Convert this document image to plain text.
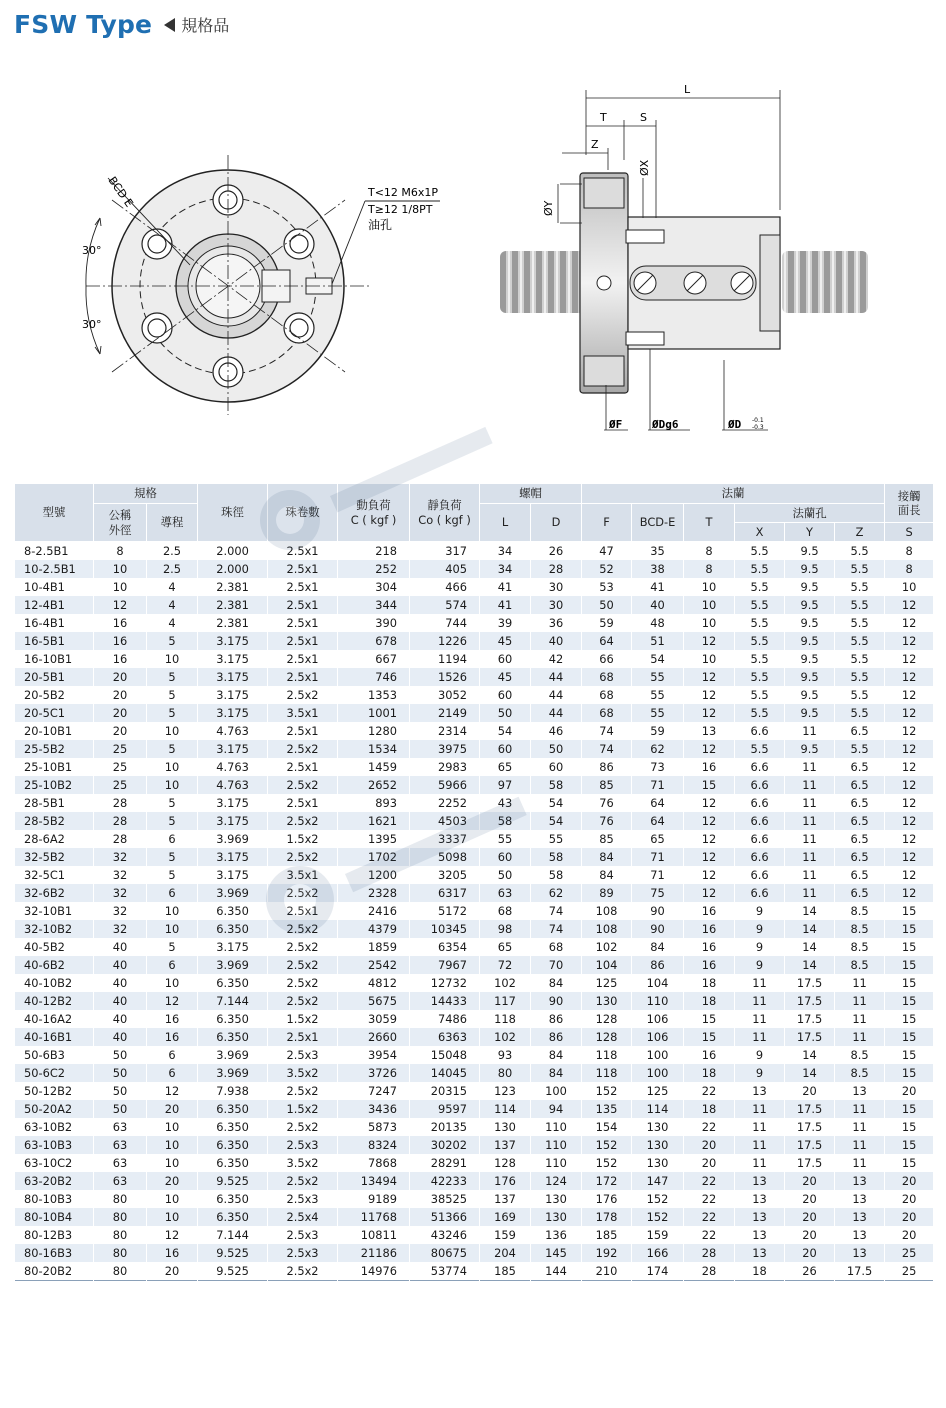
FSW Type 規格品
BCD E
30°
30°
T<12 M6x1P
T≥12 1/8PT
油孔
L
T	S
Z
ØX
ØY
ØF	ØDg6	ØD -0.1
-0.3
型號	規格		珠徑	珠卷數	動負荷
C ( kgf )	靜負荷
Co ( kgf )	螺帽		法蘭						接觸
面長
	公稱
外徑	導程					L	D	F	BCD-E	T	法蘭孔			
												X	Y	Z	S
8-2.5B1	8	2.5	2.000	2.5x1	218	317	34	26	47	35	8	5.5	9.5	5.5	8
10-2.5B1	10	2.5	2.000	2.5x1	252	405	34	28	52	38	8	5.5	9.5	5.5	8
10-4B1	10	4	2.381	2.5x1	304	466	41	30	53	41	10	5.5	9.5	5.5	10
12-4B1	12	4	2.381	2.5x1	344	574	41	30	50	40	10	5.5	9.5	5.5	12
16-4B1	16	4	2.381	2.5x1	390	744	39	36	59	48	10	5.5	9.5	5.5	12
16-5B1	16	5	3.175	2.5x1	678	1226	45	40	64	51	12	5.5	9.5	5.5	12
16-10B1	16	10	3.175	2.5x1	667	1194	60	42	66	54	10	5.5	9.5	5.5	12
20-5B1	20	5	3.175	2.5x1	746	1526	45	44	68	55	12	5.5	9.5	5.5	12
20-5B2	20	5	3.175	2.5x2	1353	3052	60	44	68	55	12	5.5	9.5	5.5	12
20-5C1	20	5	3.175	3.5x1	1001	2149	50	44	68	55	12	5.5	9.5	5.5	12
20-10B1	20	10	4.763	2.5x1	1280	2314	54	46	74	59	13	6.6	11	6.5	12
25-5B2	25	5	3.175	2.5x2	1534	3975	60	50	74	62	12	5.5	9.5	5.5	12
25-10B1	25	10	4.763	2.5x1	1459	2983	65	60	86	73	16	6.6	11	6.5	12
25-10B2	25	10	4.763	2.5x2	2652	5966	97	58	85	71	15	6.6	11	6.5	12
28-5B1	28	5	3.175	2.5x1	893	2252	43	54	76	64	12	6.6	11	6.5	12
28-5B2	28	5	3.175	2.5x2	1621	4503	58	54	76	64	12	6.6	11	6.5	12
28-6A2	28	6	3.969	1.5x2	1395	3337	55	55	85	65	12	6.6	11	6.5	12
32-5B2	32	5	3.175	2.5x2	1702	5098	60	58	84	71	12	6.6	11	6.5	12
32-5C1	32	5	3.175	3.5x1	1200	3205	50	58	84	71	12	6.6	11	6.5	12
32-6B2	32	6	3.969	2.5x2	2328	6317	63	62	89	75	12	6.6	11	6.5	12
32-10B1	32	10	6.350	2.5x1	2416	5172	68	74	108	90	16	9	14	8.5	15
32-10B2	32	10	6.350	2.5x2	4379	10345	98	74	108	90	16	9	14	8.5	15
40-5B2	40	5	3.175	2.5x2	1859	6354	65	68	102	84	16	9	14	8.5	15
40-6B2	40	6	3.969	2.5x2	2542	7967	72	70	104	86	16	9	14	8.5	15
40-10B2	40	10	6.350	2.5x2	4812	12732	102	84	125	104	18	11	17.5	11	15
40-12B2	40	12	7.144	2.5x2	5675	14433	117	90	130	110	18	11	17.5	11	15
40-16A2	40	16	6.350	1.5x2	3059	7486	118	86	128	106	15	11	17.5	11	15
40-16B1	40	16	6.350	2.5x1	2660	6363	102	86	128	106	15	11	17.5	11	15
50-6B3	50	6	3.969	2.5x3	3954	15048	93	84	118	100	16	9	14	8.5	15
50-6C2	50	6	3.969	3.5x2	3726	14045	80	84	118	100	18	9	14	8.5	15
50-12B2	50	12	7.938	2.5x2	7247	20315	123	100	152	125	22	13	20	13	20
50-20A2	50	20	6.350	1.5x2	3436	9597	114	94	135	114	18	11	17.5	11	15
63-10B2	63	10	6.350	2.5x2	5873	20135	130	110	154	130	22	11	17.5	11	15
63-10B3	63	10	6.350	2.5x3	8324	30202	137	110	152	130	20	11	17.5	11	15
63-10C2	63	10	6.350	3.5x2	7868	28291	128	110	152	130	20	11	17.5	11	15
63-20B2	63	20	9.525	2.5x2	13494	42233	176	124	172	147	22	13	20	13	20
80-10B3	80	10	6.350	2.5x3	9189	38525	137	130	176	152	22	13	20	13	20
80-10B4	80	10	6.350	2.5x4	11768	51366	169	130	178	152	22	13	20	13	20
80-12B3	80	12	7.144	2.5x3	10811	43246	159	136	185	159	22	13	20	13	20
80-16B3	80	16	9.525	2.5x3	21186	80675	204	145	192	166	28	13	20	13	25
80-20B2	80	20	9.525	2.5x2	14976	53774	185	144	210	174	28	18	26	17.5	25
========================
Problem —
Return the listing above unchanged, apart from dropping its pictures.

Response —
Convert this document image to plain text.
FSW Type 規格品
BCD E
30°
30°
T<12 M6x1P
T≥12 1/8PT
油孔
L
T	S
Z
ØX
ØY
ØF	ØDg6	ØD -0.1
-0.3
型號	規格		珠徑	珠卷數	動負荷
C ( kgf )	靜負荷
Co ( kgf )	螺帽		法蘭						接觸
面長
	公稱
外徑	導程					L	D	F	BCD-E	T	法蘭孔			
												X	Y	Z	S
8-2.5B1	8	2.5	2.000	2.5x1	218	317	34	26	47	35	8	5.5	9.5	5.5	8
10-2.5B1	10	2.5	2.000	2.5x1	252	405	34	28	52	38	8	5.5	9.5	5.5	8
10-4B1	10	4	2.381	2.5x1	304	466	41	30	53	41	10	5.5	9.5	5.5	10
12-4B1	12	4	2.381	2.5x1	344	574	41	30	50	40	10	5.5	9.5	5.5	12
16-4B1	16	4	2.381	2.5x1	390	744	39	36	59	48	10	5.5	9.5	5.5	12
16-5B1	16	5	3.175	2.5x1	678	1226	45	40	64	51	12	5.5	9.5	5.5	12
16-10B1	16	10	3.175	2.5x1	667	1194	60	42	66	54	10	5.5	9.5	5.5	12
20-5B1	20	5	3.175	2.5x1	746	1526	45	44	68	55	12	5.5	9.5	5.5	12
20-5B2	20	5	3.175	2.5x2	1353	3052	60	44	68	55	12	5.5	9.5	5.5	12
20-5C1	20	5	3.175	3.5x1	1001	2149	50	44	68	55	12	5.5	9.5	5.5	12
20-10B1	20	10	4.763	2.5x1	1280	2314	54	46	74	59	13	6.6	11	6.5	12
25-5B2	25	5	3.175	2.5x2	1534	3975	60	50	74	62	12	5.5	9.5	5.5	12
25-10B1	25	10	4.763	2.5x1	1459	2983	65	60	86	73	16	6.6	11	6.5	12
25-10B2	25	10	4.763	2.5x2	2652	5966	97	58	85	71	15	6.6	11	6.5	12
28-5B1	28	5	3.175	2.5x1	893	2252	43	54	76	64	12	6.6	11	6.5	12
28-5B2	28	5	3.175	2.5x2	1621	4503	58	54	76	64	12	6.6	11	6.5	12
28-6A2	28	6	3.969	1.5x2	1395	3337	55	55	85	65	12	6.6	11	6.5	12
32-5B2	32	5	3.175	2.5x2	1702	5098	60	58	84	71	12	6.6	11	6.5	12
32-5C1	32	5	3.175	3.5x1	1200	3205	50	58	84	71	12	6.6	11	6.5	12
32-6B2	32	6	3.969	2.5x2	2328	6317	63	62	89	75	12	6.6	11	6.5	12
32-10B1	32	10	6.350	2.5x1	2416	5172	68	74	108	90	16	9	14	8.5	15
32-10B2	32	10	6.350	2.5x2	4379	10345	98	74	108	90	16	9	14	8.5	15
40-5B2	40	5	3.175	2.5x2	1859	6354	65	68	102	84	16	9	14	8.5	15
40-6B2	40	6	3.969	2.5x2	2542	7967	72	70	104	86	16	9	14	8.5	15
40-10B2	40	10	6.350	2.5x2	4812	12732	102	84	125	104	18	11	17.5	11	15
40-12B2	40	12	7.144	2.5x2	5675	14433	117	90	130	110	18	11	17.5	11	15
40-16A2	40	16	6.350	1.5x2	3059	7486	118	86	128	106	15	11	17.5	11	15
40-16B1	40	16	6.350	2.5x1	2660	6363	102	86	128	106	15	11	17.5	11	15
50-6B3	50	6	3.969	2.5x3	3954	15048	93	84	118	100	16	9	14	8.5	15
50-6C2	50	6	3.969	3.5x2	3726	14045	80	84	118	100	18	9	14	8.5	15
50-12B2	50	12	7.938	2.5x2	7247	20315	123	100	152	125	22	13	20	13	20
50-20A2	50	20	6.350	1.5x2	3436	9597	114	94	135	114	18	11	17.5	11	15
63-10B2	63	10	6.350	2.5x2	5873	20135	130	110	154	130	22	11	17.5	11	15
63-10B3	63	10	6.350	2.5x3	8324	30202	137	110	152	130	20	11	17.5	11	15
63-10C2	63	10	6.350	3.5x2	7868	28291	128	110	152	130	20	11	17.5	11	15
63-20B2	63	20	9.525	2.5x2	13494	42233	176	124	172	147	22	13	20	13	20
80-10B3	80	10	6.350	2.5x3	9189	38525	137	130	176	152	22	13	20	13	20
80-10B4	80	10	6.350	2.5x4	11768	51366	169	130	178	152	22	13	20	13	20
80-12B3	80	12	7.144	2.5x3	10811	43246	159	136	185	159	22	13	20	13	20
80-16B3	80	16	9.525	2.5x3	21186	80675	204	145	192	166	28	13	20	13	25
80-20B2	80	20	9.525	2.5x2	14976	53774	185	144	210	174	28	18	26	17.5	25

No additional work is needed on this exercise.